== GIVEN PROBLEM ==
In the listing below, pick out lines with "Date".

** BEGIN MATERIAL FOR THIS EXERCISE **

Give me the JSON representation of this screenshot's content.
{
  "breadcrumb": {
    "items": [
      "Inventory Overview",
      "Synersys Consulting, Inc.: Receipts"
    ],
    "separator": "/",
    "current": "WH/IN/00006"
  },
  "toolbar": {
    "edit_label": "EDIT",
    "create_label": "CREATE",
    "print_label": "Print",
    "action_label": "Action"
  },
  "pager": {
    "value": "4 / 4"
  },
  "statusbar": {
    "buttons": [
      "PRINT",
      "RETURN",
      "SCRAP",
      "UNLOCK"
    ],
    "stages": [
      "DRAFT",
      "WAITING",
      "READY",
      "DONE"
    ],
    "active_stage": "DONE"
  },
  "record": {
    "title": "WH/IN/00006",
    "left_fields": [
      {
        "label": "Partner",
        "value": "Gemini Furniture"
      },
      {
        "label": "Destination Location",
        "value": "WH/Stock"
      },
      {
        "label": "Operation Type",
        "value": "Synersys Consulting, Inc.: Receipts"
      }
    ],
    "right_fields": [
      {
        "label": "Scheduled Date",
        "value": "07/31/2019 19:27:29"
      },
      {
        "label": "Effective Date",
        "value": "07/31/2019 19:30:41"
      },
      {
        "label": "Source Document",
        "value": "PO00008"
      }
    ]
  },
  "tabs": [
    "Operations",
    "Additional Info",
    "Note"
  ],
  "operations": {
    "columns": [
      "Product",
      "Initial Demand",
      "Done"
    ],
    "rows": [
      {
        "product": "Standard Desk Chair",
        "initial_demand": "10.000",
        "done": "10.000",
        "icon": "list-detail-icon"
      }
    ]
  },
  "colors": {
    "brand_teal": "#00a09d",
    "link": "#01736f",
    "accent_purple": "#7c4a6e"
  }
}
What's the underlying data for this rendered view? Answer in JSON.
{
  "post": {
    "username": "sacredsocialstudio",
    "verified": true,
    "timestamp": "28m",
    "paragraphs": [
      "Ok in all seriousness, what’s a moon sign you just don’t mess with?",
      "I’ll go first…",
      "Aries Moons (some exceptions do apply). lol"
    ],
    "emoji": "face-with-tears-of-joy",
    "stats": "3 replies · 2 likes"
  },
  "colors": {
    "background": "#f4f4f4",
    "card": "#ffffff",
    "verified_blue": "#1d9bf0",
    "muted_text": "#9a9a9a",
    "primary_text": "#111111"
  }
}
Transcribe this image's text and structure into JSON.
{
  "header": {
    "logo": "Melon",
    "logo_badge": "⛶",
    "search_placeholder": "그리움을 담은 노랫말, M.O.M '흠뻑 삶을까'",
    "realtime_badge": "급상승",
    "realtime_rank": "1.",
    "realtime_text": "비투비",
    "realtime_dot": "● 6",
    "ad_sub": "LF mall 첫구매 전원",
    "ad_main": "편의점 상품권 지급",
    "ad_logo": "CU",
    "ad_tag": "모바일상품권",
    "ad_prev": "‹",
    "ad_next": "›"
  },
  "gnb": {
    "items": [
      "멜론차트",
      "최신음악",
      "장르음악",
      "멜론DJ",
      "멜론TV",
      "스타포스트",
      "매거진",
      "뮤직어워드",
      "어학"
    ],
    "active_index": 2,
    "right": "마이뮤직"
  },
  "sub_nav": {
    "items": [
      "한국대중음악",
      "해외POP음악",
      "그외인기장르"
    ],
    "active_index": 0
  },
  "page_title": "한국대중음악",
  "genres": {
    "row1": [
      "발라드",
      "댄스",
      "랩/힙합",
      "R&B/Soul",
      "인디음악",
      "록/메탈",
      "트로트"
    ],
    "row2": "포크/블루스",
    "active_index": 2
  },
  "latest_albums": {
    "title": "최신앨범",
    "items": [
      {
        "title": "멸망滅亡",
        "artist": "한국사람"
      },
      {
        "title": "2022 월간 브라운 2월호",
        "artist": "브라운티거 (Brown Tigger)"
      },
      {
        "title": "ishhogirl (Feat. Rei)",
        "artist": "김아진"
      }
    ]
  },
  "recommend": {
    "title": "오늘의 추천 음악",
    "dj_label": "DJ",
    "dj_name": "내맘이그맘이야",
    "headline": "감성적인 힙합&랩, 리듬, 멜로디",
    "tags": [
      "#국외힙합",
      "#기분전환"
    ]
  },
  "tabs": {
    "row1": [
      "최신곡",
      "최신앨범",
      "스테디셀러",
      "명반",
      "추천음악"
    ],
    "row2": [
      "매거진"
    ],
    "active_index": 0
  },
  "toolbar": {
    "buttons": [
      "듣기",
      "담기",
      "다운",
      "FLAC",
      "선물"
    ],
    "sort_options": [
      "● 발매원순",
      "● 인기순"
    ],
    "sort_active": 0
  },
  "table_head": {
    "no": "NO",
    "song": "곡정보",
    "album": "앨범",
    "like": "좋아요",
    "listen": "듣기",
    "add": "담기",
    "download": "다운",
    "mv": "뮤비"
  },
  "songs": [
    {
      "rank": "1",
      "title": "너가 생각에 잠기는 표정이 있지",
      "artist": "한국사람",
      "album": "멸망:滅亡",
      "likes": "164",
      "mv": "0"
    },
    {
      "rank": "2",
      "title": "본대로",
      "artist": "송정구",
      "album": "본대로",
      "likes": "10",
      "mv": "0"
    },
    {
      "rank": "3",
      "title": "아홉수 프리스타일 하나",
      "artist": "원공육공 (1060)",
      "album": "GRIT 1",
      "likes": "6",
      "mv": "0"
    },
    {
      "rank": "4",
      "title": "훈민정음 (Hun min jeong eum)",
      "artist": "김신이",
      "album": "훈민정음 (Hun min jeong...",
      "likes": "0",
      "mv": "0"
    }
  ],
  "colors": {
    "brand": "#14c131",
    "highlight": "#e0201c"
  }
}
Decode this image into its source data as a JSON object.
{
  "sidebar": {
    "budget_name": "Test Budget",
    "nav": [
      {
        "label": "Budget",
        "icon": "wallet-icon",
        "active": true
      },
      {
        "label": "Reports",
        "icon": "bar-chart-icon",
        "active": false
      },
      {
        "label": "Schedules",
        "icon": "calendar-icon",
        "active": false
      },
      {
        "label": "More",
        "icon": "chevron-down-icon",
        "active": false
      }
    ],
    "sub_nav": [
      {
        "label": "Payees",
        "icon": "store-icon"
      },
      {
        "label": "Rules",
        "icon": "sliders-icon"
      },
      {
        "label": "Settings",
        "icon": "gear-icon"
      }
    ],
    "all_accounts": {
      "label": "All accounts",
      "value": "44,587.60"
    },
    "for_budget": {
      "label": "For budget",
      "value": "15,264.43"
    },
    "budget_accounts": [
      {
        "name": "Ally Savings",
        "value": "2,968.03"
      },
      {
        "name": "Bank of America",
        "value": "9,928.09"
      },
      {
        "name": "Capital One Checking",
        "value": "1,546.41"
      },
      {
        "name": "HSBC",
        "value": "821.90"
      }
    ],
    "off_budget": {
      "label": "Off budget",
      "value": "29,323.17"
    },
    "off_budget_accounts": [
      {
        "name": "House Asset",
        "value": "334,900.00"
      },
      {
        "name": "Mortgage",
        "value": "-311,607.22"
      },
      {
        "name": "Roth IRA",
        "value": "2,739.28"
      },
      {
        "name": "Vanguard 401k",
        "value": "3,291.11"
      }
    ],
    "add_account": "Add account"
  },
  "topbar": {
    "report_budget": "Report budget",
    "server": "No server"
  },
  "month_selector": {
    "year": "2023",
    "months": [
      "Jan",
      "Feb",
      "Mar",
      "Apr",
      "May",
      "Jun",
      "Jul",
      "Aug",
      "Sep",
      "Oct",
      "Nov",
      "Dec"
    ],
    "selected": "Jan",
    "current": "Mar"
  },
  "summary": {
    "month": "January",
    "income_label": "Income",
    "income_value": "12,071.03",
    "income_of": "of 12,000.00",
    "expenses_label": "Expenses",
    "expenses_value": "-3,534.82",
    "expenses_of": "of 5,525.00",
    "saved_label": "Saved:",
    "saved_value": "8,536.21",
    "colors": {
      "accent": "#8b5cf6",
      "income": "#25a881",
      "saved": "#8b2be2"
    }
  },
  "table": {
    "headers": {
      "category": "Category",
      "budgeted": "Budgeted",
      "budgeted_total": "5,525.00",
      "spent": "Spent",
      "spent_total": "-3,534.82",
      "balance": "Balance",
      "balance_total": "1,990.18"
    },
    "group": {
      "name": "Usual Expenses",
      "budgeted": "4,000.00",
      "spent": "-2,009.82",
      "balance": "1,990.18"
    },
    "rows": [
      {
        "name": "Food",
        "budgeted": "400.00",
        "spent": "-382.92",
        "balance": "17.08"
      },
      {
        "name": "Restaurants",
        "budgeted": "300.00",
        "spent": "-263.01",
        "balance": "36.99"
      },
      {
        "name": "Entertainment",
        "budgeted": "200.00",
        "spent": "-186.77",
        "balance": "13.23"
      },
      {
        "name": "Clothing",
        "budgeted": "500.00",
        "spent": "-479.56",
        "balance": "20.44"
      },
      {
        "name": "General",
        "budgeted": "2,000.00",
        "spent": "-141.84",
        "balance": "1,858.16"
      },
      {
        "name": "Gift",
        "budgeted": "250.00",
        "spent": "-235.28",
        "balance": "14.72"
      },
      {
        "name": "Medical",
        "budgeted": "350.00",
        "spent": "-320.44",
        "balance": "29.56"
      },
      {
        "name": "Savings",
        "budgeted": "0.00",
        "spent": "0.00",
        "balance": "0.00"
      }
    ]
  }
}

** END MATERIAL FOR THIS EXERCISE **

== RESPONSE FOR THIS EXERCISE ==
        "label": "Scheduled Date",
        "label": "Effective Date",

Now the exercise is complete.